> Figure data in JSON
* begin *
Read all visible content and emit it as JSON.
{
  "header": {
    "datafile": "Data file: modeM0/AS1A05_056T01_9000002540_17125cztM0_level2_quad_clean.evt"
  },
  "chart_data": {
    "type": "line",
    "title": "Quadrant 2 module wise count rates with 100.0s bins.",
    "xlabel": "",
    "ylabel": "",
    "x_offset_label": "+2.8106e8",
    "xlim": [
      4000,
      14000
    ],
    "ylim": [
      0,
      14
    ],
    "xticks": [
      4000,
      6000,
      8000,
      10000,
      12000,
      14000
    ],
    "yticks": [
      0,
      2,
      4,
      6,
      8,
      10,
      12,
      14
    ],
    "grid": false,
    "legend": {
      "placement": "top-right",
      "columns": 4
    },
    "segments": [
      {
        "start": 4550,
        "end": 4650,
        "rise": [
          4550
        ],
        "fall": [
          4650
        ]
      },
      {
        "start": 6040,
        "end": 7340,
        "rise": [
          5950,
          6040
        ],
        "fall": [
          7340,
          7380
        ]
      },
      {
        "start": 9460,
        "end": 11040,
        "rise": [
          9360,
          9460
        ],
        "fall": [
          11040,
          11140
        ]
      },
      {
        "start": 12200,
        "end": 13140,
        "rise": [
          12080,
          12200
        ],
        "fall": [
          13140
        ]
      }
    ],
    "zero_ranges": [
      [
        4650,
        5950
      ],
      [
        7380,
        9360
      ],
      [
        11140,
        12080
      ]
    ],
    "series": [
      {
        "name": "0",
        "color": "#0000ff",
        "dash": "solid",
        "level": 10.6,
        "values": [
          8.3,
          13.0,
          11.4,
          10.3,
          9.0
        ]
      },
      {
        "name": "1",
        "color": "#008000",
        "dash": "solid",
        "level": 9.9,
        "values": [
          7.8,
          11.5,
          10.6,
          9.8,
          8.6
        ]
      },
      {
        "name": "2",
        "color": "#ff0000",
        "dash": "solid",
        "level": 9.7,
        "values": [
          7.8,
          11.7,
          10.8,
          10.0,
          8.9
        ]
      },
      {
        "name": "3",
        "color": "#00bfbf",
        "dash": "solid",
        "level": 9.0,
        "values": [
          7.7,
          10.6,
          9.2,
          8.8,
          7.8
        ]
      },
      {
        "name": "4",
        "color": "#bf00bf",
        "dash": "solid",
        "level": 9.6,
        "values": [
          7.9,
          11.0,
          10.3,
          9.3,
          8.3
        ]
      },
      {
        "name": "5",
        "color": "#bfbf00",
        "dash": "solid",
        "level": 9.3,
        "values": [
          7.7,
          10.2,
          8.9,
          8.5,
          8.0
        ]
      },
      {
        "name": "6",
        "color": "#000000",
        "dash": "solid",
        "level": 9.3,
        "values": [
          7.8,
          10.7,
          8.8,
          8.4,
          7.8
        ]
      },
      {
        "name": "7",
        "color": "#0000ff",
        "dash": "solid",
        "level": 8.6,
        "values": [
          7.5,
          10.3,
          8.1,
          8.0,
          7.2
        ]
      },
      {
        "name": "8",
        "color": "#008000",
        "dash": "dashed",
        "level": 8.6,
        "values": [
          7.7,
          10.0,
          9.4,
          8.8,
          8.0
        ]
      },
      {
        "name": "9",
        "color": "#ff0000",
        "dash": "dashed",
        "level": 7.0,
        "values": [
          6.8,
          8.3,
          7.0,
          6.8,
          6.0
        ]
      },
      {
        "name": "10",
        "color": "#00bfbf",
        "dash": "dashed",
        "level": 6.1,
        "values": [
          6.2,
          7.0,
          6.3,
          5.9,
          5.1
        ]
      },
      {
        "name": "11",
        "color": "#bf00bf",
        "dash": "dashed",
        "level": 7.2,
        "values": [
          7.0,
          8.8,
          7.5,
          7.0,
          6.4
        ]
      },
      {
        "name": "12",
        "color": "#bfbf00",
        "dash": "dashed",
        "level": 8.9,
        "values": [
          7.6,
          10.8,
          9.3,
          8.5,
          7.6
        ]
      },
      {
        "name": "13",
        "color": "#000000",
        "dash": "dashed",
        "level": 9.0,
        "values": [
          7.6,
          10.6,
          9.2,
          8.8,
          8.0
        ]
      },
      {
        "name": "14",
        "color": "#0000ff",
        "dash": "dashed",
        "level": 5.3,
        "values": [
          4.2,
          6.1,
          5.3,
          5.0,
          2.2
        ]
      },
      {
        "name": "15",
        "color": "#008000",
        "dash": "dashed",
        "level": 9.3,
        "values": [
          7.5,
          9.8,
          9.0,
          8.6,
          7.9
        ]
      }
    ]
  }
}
* end *
> What is being asked
Write out every entry exactly as given.

> Output for this task
Read all visible content and emit it as JSON.
{
  "header": {
    "datafile": "Data file: modeM0/AS1A05_056T01_9000002540_17125cztM0_level2_quad_clean.evt"
  },
  "chart_data": {
    "type": "line",
    "title": "Quadrant 2 module wise count rates with 100.0s bins.",
    "xlabel": "",
    "ylabel": "",
    "x_offset_label": "+2.8106e8",
    "xlim": [
      4000,
      14000
    ],
    "ylim": [
      0,
      14
    ],
    "xticks": [
      4000,
      6000,
      8000,
      10000,
      12000,
      14000
    ],
    "yticks": [
      0,
      2,
      4,
      6,
      8,
      10,
      12,
      14
    ],
    "grid": false,
    "legend": {
      "placement": "top-right",
      "columns": 4
    },
    "segments": [
      {
        "start": 4550,
        "end": 4650,
        "rise": [
          4550
        ],
        "fall": [
          4650
        ]
      },
      {
        "start": 6040,
        "end": 7340,
        "rise": [
          5950,
          6040
        ],
        "fall": [
          7340,
          7380
        ]
      },
      {
        "start": 9460,
        "end": 11040,
        "rise": [
          9360,
          9460
        ],
        "fall": [
          11040,
          11140
        ]
      },
      {
        "start": 12200,
        "end": 13140,
        "rise": [
          12080,
          12200
        ],
        "fall": [
          13140
        ]
      }
    ],
    "zero_ranges": [
      [
        4650,
        5950
      ],
      [
        7380,
        9360
      ],
      [
        11140,
        12080
      ]
    ],
    "series": [
      {
        "name": "0",
        "color": "#0000ff",
        "dash": "solid",
        "level": 10.6,
        "values": [
          8.3,
          13.0,
          11.4,
          10.3,
          9.0
        ]
      },
      {
        "name": "1",
        "color": "#008000",
        "dash": "solid",
        "level": 9.9,
        "values": [
          7.8,
          11.5,
          10.6,
          9.8,
          8.6
        ]
      },
      {
        "name": "2",
        "color": "#ff0000",
        "dash": "solid",
        "level": 9.7,
        "values": [
          7.8,
          11.7,
          10.8,
          10.0,
          8.9
        ]
      },
      {
        "name": "3",
        "color": "#00bfbf",
        "dash": "solid",
        "level": 9.0,
        "values": [
          7.7,
          10.6,
          9.2,
          8.8,
          7.8
        ]
      },
      {
        "name": "4",
        "color": "#bf00bf",
        "dash": "solid",
        "level": 9.6,
        "values": [
          7.9,
          11.0,
          10.3,
          9.3,
          8.3
        ]
      },
      {
        "name": "5",
        "color": "#bfbf00",
        "dash": "solid",
        "level": 9.3,
        "values": [
          7.7,
          10.2,
          8.9,
          8.5,
          8.0
        ]
      },
      {
        "name": "6",
        "color": "#000000",
        "dash": "solid",
        "level": 9.3,
        "values": [
          7.8,
          10.7,
          8.8,
          8.4,
          7.8
        ]
      },
      {
        "name": "7",
        "color": "#0000ff",
        "dash": "solid",
        "level": 8.6,
        "values": [
          7.5,
          10.3,
          8.1,
          8.0,
          7.2
        ]
      },
      {
        "name": "8",
        "color": "#008000",
        "dash": "dashed",
        "level": 8.6,
        "values": [
          7.7,
          10.0,
          9.4,
          8.8,
          8.0
        ]
      },
      {
        "name": "9",
        "color": "#ff0000",
        "dash": "dashed",
        "level": 7.0,
        "values": [
          6.8,
          8.3,
          7.0,
          6.8,
          6.0
        ]
      },
      {
        "name": "10",
        "color": "#00bfbf",
        "dash": "dashed",
        "level": 6.1,
        "values": [
          6.2,
          7.0,
          6.3,
          5.9,
          5.1
        ]
      },
      {
        "name": "11",
        "color": "#bf00bf",
        "dash": "dashed",
        "level": 7.2,
        "values": [
          7.0,
          8.8,
          7.5,
          7.0,
          6.4
        ]
      },
      {
        "name": "12",
        "color": "#bfbf00",
        "dash": "dashed",
        "level": 8.9,
        "values": [
          7.6,
          10.8,
          9.3,
          8.5,
          7.6
        ]
      },
      {
        "name": "13",
        "color": "#000000",
        "dash": "dashed",
        "level": 9.0,
        "values": [
          7.6,
          10.6,
          9.2,
          8.8,
          8.0
        ]
      },
      {
        "name": "14",
        "color": "#0000ff",
        "dash": "dashed",
        "level": 5.3,
        "values": [
          4.2,
          6.1,
          5.3,
          5.0,
          2.2
        ]
      },
      {
        "name": "15",
        "color": "#008000",
        "dash": "dashed",
        "level": 9.3,
        "values": [
          7.5,
          9.8,
          9.0,
          8.6,
          7.9
        ]
      }
    ]
  }
}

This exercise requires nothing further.